What this task involves
Go over the entries below line by line, copying each one that contains the word "JSON".
-- Start Data extract --
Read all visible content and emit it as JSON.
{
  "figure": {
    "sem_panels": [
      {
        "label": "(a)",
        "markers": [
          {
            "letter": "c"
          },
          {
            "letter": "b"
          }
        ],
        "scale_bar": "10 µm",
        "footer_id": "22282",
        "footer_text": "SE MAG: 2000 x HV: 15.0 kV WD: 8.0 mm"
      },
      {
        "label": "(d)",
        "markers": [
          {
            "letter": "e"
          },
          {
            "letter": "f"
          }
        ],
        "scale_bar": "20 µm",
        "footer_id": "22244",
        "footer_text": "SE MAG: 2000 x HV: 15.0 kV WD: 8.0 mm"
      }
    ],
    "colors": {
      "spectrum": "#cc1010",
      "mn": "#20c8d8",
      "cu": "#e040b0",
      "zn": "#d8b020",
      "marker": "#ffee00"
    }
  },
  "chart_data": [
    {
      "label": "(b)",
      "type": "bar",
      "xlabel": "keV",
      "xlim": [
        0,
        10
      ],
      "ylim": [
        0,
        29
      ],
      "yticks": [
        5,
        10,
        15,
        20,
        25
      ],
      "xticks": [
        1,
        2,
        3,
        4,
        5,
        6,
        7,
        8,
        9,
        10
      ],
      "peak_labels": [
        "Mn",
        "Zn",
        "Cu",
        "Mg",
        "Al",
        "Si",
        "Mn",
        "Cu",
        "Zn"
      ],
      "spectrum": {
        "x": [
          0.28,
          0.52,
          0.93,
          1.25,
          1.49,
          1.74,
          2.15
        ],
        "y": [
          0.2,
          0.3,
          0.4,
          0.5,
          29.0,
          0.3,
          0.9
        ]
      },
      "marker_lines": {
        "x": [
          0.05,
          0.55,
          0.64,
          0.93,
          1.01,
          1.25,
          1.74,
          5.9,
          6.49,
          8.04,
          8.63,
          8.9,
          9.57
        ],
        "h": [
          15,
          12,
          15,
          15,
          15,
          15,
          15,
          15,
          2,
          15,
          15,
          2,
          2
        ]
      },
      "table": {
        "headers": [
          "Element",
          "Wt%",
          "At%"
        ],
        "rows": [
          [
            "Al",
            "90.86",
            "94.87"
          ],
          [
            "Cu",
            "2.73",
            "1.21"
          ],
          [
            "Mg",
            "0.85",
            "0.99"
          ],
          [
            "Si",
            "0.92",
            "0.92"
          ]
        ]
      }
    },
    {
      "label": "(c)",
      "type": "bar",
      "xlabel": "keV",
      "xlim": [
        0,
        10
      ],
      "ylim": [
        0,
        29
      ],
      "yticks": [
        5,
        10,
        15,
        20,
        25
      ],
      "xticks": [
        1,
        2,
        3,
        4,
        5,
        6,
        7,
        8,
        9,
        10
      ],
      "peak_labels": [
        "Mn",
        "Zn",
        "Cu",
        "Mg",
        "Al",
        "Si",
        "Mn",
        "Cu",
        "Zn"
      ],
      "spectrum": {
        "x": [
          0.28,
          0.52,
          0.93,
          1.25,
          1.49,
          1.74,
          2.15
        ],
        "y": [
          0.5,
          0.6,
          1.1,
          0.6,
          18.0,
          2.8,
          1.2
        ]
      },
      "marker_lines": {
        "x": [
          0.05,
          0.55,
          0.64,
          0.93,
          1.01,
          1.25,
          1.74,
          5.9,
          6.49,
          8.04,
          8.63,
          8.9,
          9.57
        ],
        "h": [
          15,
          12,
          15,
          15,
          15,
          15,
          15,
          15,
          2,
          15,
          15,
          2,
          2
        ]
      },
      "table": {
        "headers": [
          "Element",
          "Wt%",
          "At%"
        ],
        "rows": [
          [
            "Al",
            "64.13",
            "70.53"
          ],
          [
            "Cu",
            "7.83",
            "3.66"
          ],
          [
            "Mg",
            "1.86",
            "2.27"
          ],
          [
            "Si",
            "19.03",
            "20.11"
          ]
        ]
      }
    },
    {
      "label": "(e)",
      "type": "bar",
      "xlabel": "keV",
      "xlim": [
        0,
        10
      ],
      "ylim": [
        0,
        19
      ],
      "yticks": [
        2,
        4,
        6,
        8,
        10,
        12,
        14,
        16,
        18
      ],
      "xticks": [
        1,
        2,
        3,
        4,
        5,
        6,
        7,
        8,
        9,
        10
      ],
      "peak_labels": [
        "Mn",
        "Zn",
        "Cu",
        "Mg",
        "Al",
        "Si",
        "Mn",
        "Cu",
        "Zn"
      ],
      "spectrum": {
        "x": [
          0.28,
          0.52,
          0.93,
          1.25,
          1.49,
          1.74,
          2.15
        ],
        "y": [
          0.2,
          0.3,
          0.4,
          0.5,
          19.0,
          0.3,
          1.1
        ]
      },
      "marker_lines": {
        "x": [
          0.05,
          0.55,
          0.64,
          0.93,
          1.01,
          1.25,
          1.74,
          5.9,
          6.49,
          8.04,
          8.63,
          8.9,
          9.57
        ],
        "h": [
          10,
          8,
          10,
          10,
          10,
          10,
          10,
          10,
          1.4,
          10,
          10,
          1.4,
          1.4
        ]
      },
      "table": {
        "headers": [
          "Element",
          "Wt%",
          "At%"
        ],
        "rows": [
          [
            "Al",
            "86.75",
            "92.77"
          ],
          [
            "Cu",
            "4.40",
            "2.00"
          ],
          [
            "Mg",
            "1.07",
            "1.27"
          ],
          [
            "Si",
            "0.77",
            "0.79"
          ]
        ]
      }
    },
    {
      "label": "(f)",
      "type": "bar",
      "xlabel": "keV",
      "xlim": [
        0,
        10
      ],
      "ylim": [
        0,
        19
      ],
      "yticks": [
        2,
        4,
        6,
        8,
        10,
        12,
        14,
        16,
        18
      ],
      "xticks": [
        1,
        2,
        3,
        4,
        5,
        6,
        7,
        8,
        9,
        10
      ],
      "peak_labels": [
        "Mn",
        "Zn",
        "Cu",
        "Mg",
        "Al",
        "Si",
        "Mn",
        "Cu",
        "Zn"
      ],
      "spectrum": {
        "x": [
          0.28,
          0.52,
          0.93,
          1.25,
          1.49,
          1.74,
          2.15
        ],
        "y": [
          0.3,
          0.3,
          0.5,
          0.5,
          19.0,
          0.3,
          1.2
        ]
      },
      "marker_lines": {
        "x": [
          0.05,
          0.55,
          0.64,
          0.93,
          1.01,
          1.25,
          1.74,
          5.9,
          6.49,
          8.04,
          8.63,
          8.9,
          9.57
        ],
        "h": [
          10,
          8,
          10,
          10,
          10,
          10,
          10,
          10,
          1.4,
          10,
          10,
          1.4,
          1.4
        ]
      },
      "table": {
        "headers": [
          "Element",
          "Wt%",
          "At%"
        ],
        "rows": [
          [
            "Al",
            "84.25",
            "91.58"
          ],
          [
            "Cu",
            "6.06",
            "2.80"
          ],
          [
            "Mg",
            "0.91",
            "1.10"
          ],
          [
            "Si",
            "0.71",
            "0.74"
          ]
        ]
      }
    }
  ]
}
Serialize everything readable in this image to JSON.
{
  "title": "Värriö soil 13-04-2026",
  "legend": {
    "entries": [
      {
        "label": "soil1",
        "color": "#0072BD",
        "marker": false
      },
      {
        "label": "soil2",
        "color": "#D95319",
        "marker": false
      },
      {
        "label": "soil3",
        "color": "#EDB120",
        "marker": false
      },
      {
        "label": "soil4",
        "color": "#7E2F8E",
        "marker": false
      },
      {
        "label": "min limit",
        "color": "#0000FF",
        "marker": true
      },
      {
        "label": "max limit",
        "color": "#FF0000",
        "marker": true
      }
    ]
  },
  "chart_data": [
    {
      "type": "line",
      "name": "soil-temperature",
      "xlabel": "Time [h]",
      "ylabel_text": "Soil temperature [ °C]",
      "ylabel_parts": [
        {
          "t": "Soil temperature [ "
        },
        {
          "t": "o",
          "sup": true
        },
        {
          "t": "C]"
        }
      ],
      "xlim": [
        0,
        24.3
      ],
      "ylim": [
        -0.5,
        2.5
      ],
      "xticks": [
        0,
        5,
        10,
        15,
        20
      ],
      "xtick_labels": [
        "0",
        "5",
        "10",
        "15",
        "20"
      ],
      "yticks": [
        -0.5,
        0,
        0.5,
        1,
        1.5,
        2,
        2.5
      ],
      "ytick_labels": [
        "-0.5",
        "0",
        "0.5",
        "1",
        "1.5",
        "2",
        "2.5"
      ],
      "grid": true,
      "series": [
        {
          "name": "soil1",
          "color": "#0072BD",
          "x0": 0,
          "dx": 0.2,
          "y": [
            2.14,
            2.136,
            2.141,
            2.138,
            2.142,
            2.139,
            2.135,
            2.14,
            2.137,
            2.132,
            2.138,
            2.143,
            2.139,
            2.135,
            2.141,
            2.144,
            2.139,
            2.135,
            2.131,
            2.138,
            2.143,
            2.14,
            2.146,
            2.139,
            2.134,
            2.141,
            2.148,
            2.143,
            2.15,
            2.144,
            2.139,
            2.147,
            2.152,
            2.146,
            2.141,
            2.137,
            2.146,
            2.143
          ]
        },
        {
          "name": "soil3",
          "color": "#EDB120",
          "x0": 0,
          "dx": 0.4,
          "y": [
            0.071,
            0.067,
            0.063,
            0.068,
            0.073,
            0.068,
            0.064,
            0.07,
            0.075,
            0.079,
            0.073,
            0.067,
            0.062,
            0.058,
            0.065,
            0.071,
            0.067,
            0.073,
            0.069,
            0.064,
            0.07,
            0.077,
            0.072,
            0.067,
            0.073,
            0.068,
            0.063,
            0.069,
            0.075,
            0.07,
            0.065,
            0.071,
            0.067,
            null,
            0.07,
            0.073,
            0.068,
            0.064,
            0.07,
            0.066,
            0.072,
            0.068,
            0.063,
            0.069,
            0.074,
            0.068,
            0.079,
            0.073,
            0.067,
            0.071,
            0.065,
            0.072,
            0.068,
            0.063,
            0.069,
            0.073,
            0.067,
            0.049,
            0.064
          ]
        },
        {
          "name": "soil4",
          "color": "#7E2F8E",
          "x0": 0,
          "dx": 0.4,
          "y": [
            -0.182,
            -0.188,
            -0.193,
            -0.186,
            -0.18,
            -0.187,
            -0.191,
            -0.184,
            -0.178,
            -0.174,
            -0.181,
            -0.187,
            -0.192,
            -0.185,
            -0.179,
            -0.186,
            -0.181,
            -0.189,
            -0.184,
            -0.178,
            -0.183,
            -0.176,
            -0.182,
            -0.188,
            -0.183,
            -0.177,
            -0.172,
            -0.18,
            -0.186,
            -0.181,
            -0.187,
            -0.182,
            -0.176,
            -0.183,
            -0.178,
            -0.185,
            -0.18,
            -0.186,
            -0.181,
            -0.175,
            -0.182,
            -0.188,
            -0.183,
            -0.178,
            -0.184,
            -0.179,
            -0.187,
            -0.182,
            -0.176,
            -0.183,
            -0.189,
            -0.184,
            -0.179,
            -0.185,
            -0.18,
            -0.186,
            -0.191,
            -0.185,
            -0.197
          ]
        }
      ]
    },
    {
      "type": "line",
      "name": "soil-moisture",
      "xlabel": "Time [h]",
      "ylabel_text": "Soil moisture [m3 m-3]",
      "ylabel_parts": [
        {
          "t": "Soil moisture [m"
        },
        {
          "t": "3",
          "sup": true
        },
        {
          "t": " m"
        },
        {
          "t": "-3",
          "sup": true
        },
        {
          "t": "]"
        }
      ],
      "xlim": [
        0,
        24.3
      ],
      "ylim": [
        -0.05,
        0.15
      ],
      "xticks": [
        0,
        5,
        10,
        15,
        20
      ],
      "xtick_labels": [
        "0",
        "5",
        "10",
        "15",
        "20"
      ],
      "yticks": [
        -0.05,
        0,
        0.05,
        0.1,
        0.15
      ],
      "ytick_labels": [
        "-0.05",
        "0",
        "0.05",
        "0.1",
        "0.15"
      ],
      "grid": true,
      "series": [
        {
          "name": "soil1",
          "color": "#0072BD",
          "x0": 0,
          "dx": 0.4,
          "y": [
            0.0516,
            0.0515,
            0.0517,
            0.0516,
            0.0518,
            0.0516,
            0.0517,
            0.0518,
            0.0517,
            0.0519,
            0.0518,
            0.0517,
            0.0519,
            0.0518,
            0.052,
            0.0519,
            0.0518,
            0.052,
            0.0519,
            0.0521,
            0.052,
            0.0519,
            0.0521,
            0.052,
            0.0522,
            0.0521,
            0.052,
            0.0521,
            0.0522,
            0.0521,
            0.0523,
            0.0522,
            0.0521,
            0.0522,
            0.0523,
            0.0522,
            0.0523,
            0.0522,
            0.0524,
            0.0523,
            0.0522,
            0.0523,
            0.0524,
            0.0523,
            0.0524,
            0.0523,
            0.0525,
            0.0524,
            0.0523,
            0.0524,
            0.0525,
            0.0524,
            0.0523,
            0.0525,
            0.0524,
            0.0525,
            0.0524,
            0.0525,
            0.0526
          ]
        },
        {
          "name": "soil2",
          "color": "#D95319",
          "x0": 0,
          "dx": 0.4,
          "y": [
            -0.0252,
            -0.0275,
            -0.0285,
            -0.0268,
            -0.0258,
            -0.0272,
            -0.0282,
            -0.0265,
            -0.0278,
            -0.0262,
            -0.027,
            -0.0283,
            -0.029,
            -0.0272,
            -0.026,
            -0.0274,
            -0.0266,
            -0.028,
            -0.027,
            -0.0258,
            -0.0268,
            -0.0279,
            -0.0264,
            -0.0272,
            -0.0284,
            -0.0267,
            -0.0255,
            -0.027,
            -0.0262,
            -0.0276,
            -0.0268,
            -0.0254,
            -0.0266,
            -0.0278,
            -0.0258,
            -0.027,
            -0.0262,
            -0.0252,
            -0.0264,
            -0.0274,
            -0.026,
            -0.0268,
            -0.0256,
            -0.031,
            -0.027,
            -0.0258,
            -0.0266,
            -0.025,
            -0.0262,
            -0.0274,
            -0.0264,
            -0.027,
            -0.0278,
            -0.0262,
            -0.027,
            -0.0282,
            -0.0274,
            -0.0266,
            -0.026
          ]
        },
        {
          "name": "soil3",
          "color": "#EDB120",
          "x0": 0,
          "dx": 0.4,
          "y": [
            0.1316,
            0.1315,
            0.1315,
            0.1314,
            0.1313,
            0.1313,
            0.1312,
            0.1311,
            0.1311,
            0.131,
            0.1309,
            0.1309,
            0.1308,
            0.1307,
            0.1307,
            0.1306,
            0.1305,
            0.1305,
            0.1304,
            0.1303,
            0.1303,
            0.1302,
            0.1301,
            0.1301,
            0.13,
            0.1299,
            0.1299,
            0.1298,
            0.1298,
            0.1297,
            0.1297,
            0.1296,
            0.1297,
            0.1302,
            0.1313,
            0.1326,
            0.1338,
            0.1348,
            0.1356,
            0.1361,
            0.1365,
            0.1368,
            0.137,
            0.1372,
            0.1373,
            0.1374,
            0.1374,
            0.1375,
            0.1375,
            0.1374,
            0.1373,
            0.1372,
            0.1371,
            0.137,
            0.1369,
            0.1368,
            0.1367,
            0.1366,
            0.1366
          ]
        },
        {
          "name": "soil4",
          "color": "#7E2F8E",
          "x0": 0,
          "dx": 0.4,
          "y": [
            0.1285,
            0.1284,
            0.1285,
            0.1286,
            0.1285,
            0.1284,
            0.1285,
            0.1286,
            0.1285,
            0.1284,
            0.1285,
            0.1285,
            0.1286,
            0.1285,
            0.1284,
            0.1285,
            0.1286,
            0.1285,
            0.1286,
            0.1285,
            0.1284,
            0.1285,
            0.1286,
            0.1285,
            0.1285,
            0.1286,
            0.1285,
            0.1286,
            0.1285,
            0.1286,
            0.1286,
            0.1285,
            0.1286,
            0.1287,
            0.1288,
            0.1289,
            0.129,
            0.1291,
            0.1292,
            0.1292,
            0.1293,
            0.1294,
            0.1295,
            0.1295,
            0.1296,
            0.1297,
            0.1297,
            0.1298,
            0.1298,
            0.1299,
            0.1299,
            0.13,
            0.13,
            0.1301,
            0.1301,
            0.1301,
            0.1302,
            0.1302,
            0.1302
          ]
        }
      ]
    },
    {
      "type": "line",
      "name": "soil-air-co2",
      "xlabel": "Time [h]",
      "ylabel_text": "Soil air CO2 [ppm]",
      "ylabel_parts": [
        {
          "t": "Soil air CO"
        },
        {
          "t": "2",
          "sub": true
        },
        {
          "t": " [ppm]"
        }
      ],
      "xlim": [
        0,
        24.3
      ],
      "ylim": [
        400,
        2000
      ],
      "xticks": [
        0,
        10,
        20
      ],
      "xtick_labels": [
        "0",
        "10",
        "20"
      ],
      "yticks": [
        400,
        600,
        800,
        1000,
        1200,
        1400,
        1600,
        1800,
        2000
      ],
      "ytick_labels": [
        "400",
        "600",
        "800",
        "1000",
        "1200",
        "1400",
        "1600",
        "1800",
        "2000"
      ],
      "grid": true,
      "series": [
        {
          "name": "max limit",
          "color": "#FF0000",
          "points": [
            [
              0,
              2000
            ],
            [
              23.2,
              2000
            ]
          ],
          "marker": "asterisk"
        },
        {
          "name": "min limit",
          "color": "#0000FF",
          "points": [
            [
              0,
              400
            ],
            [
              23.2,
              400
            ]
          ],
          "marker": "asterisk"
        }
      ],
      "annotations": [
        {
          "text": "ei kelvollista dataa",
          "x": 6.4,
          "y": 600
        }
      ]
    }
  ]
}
-- End Data extract --
Worked solution
Read all visible content and emit it as JSON.
Serialize everything readable in this image to JSON.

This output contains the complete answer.